__What is being asked__. In your copy, leave out the pictures and repeat the entries below exactly.

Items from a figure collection

-- BEGIN --

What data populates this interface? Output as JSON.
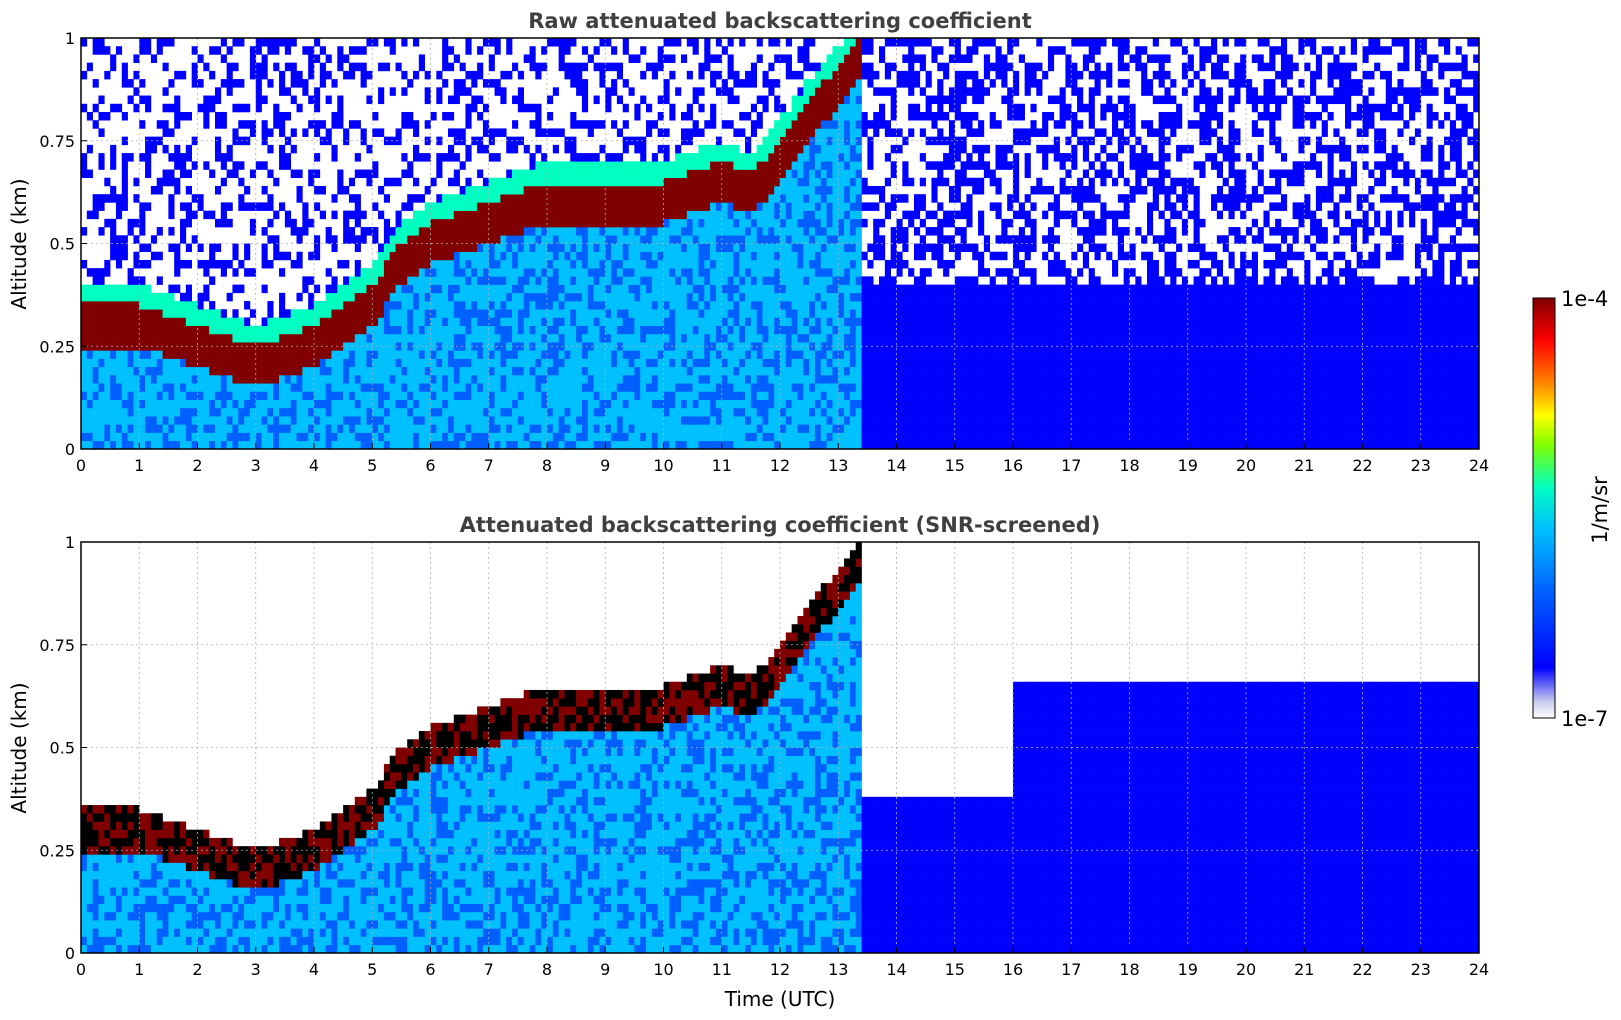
{
  "chart_data": [
    {
      "type": "heatmap",
      "title": "Raw attenuated backscattering coefficient",
      "xlabel": "",
      "ylabel": "Altitude (km)",
      "xlim": [
        0,
        24
      ],
      "ylim": [
        0,
        1
      ],
      "x_ticks": [
        "0",
        "1",
        "2",
        "3",
        "4",
        "5",
        "6",
        "7",
        "8",
        "9",
        "10",
        "11",
        "12",
        "13",
        "14",
        "15",
        "16",
        "17",
        "18",
        "19",
        "20",
        "21",
        "22",
        "23",
        "24"
      ],
      "y_ticks": [
        "0",
        "0.25",
        "0.5",
        "0.75",
        "1"
      ],
      "grid": true,
      "colorscale": "jet (log)",
      "layers": [
        {
          "feature": "aerosol layer top",
          "time": [
            0,
            1,
            2,
            3,
            4,
            4.5,
            5,
            5.5,
            6,
            7,
            8,
            9,
            10,
            11,
            11.5,
            12,
            12.5,
            13,
            13.4
          ],
          "altitude": [
            0.3,
            0.3,
            0.25,
            0.2,
            0.25,
            0.3,
            0.35,
            0.45,
            0.5,
            0.55,
            0.6,
            0.6,
            0.6,
            0.65,
            0.62,
            0.7,
            0.8,
            0.88,
            0.95
          ]
        }
      ]
    },
    {
      "type": "heatmap",
      "title": "Attenuated backscattering coefficient (SNR-screened)",
      "xlabel": "Time (UTC)",
      "ylabel": "Altitude (km)",
      "xlim": [
        0,
        24
      ],
      "ylim": [
        0,
        1
      ],
      "x_ticks": [
        "0",
        "1",
        "2",
        "3",
        "4",
        "5",
        "6",
        "7",
        "8",
        "9",
        "10",
        "11",
        "12",
        "13",
        "14",
        "15",
        "16",
        "17",
        "18",
        "19",
        "20",
        "21",
        "22",
        "23",
        "24"
      ],
      "y_ticks": [
        "0",
        "0.25",
        "0.5",
        "0.75",
        "1"
      ],
      "grid": true,
      "colorscale": "jet (log)"
    }
  ],
  "colorbar": {
    "min_label": "1e-7",
    "max_label": "1e-4",
    "unit_label": "1/m/sr",
    "colors": [
      "#ffffff",
      "#c8c8f0",
      "#0000ff",
      "#0060ff",
      "#00c0ff",
      "#00ffc0",
      "#80ff00",
      "#ffff00",
      "#ff8000",
      "#ff0000",
      "#800000"
    ]
  }
}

-- END --

__Answer to this problem__.
What data populates this interface? Output as JSON.
{
  "chart_data": [
    {
      "type": "heatmap",
      "title": "Raw attenuated backscattering coefficient",
      "xlabel": "",
      "ylabel": "Altitude (km)",
      "xlim": [
        0,
        24
      ],
      "ylim": [
        0,
        1
      ],
      "x_ticks": [
        "0",
        "1",
        "2",
        "3",
        "4",
        "5",
        "6",
        "7",
        "8",
        "9",
        "10",
        "11",
        "12",
        "13",
        "14",
        "15",
        "16",
        "17",
        "18",
        "19",
        "20",
        "21",
        "22",
        "23",
        "24"
      ],
      "y_ticks": [
        "0",
        "0.25",
        "0.5",
        "0.75",
        "1"
      ],
      "grid": true,
      "colorscale": "jet (log)",
      "layers": [
        {
          "feature": "aerosol layer top",
          "time": [
            0,
            1,
            2,
            3,
            4,
            4.5,
            5,
            5.5,
            6,
            7,
            8,
            9,
            10,
            11,
            11.5,
            12,
            12.5,
            13,
            13.4
          ],
          "altitude": [
            0.3,
            0.3,
            0.25,
            0.2,
            0.25,
            0.3,
            0.35,
            0.45,
            0.5,
            0.55,
            0.6,
            0.6,
            0.6,
            0.65,
            0.62,
            0.7,
            0.8,
            0.88,
            0.95
          ]
        }
      ]
    },
    {
      "type": "heatmap",
      "title": "Attenuated backscattering coefficient (SNR-screened)",
      "xlabel": "Time (UTC)",
      "ylabel": "Altitude (km)",
      "xlim": [
        0,
        24
      ],
      "ylim": [
        0,
        1
      ],
      "x_ticks": [
        "0",
        "1",
        "2",
        "3",
        "4",
        "5",
        "6",
        "7",
        "8",
        "9",
        "10",
        "11",
        "12",
        "13",
        "14",
        "15",
        "16",
        "17",
        "18",
        "19",
        "20",
        "21",
        "22",
        "23",
        "24"
      ],
      "y_ticks": [
        "0",
        "0.25",
        "0.5",
        "0.75",
        "1"
      ],
      "grid": true,
      "colorscale": "jet (log)"
    }
  ],
  "colorbar": {
    "min_label": "1e-7",
    "max_label": "1e-4",
    "unit_label": "1/m/sr",
    "colors": [
      "#ffffff",
      "#c8c8f0",
      "#0000ff",
      "#0060ff",
      "#00c0ff",
      "#00ffc0",
      "#80ff00",
      "#ffff00",
      "#ff8000",
      "#ff0000",
      "#800000"
    ]
  }
}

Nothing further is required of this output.